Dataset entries
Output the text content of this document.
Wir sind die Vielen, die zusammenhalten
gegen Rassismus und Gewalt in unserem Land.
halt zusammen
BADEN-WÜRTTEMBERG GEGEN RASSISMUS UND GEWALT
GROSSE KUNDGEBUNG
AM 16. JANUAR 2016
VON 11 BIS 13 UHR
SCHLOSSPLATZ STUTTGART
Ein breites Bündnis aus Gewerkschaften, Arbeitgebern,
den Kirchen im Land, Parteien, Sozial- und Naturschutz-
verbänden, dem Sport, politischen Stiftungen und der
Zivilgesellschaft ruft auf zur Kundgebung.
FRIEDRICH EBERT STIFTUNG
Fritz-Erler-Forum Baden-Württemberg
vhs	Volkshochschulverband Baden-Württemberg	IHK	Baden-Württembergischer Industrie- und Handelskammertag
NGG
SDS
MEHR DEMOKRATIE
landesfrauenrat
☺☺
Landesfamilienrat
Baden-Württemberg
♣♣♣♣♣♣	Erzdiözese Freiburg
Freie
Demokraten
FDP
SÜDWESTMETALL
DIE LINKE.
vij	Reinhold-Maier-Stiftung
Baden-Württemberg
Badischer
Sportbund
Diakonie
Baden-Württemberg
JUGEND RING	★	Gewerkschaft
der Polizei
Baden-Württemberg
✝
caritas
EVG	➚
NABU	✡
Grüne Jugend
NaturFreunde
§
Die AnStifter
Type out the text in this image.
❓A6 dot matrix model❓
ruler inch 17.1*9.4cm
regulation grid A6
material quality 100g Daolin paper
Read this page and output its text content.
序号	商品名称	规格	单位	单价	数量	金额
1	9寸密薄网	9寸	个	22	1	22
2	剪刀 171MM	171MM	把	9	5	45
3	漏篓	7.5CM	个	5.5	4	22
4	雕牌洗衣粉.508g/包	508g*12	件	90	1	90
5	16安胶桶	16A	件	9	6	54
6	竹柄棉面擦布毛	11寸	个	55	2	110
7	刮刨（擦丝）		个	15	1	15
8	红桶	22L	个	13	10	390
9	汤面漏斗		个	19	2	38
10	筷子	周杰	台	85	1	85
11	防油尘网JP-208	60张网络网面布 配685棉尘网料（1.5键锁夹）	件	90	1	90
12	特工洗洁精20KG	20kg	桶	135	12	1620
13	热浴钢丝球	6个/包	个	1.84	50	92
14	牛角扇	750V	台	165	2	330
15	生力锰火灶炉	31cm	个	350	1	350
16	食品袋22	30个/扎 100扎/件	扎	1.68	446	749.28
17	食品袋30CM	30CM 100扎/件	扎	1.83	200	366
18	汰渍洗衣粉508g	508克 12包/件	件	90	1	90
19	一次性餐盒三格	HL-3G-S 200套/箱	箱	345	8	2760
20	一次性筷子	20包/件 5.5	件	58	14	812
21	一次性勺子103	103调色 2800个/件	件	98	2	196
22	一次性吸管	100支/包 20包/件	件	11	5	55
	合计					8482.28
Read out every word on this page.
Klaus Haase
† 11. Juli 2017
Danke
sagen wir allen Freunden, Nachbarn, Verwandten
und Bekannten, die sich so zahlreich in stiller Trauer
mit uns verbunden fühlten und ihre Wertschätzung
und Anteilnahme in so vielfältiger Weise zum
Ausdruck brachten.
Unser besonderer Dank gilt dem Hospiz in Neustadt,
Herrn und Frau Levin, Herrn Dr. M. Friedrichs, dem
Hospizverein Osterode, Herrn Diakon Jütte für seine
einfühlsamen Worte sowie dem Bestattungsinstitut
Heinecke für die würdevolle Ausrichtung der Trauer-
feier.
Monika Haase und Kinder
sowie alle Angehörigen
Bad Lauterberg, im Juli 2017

Short problem
Your task is to retype all of the records exactly.

Solution to this exercise
Output the text content of this document.
Wir sind die Vielen, die zusammenhalten
gegen Rassismus und Gewalt in unserem Land.
halt zusammen
BADEN-WÜRTTEMBERG GEGEN RASSISMUS UND GEWALT
GROSSE KUNDGEBUNG
AM 16. JANUAR 2016
VON 11 BIS 13 UHR
SCHLOSSPLATZ STUTTGART
Ein breites Bündnis aus Gewerkschaften, Arbeitgebern,
den Kirchen im Land, Parteien, Sozial- und Naturschutz-
verbänden, dem Sport, politischen Stiftungen und der
Zivilgesellschaft ruft auf zur Kundgebung.
FRIEDRICH EBERT STIFTUNG
Fritz-Erler-Forum Baden-Württemberg
vhs	Volkshochschulverband Baden-Württemberg	IHK	Baden-Württembergischer Industrie- und Handelskammertag
NGG
SDS
MEHR DEMOKRATIE
landesfrauenrat
☺☺
Landesfamilienrat
Baden-Württemberg
♣♣♣♣♣♣	Erzdiözese Freiburg
Freie
Demokraten
FDP
SÜDWESTMETALL
DIE LINKE.
vij	Reinhold-Maier-Stiftung
Baden-Württemberg
Badischer
Sportbund
Diakonie
Baden-Württemberg
JUGEND RING	★	Gewerkschaft
der Polizei
Baden-Württemberg
✝
caritas
EVG	➚
NABU	✡
Grüne Jugend
NaturFreunde
§
Die AnStifter
Type out the text in this image.
❓A6 dot matrix model❓
ruler inch 17.1*9.4cm
regulation grid A6
material quality 100g Daolin paper
Read this page and output its text content.
序号	商品名称	规格	单位	单价	数量	金额
1	9寸密薄网	9寸	个	22	1	22
2	剪刀 171MM	171MM	把	9	5	45
3	漏篓	7.5CM	个	5.5	4	22
4	雕牌洗衣粉.508g/包	508g*12	件	90	1	90
5	16安胶桶	16A	件	9	6	54
6	竹柄棉面擦布毛	11寸	个	55	2	110
7	刮刨（擦丝）		个	15	1	15
8	红桶	22L	个	13	10	390
9	汤面漏斗		个	19	2	38
10	筷子	周杰	台	85	1	85
11	防油尘网JP-208	60张网络网面布 配685棉尘网料（1.5键锁夹）	件	90	1	90
12	特工洗洁精20KG	20kg	桶	135	12	1620
13	热浴钢丝球	6个/包	个	1.84	50	92
14	牛角扇	750V	台	165	2	330
15	生力锰火灶炉	31cm	个	350	1	350
16	食品袋22	30个/扎 100扎/件	扎	1.68	446	749.28
17	食品袋30CM	30CM 100扎/件	扎	1.83	200	366
18	汰渍洗衣粉508g	508克 12包/件	件	90	1	90
19	一次性餐盒三格	HL-3G-S 200套/箱	箱	345	8	2760
20	一次性筷子	20包/件 5.5	件	58	14	812
21	一次性勺子103	103调色 2800个/件	件	98	2	196
22	一次性吸管	100支/包 20包/件	件	11	5	55
	合计					8482.28
Read out every word on this page.
Klaus Haase
† 11. Juli 2017
Danke
sagen wir allen Freunden, Nachbarn, Verwandten
und Bekannten, die sich so zahlreich in stiller Trauer
mit uns verbunden fühlten und ihre Wertschätzung
und Anteilnahme in so vielfältiger Weise zum
Ausdruck brachten.
Unser besonderer Dank gilt dem Hospiz in Neustadt,
Herrn und Frau Levin, Herrn Dr. M. Friedrichs, dem
Hospizverein Osterode, Herrn Diakon Jütte für seine
einfühlsamen Worte sowie dem Bestattungsinstitut
Heinecke für die würdevolle Ausrichtung der Trauer-
feier.
Monika Haase und Kinder
sowie alle Angehörigen
Bad Lauterberg, im Juli 2017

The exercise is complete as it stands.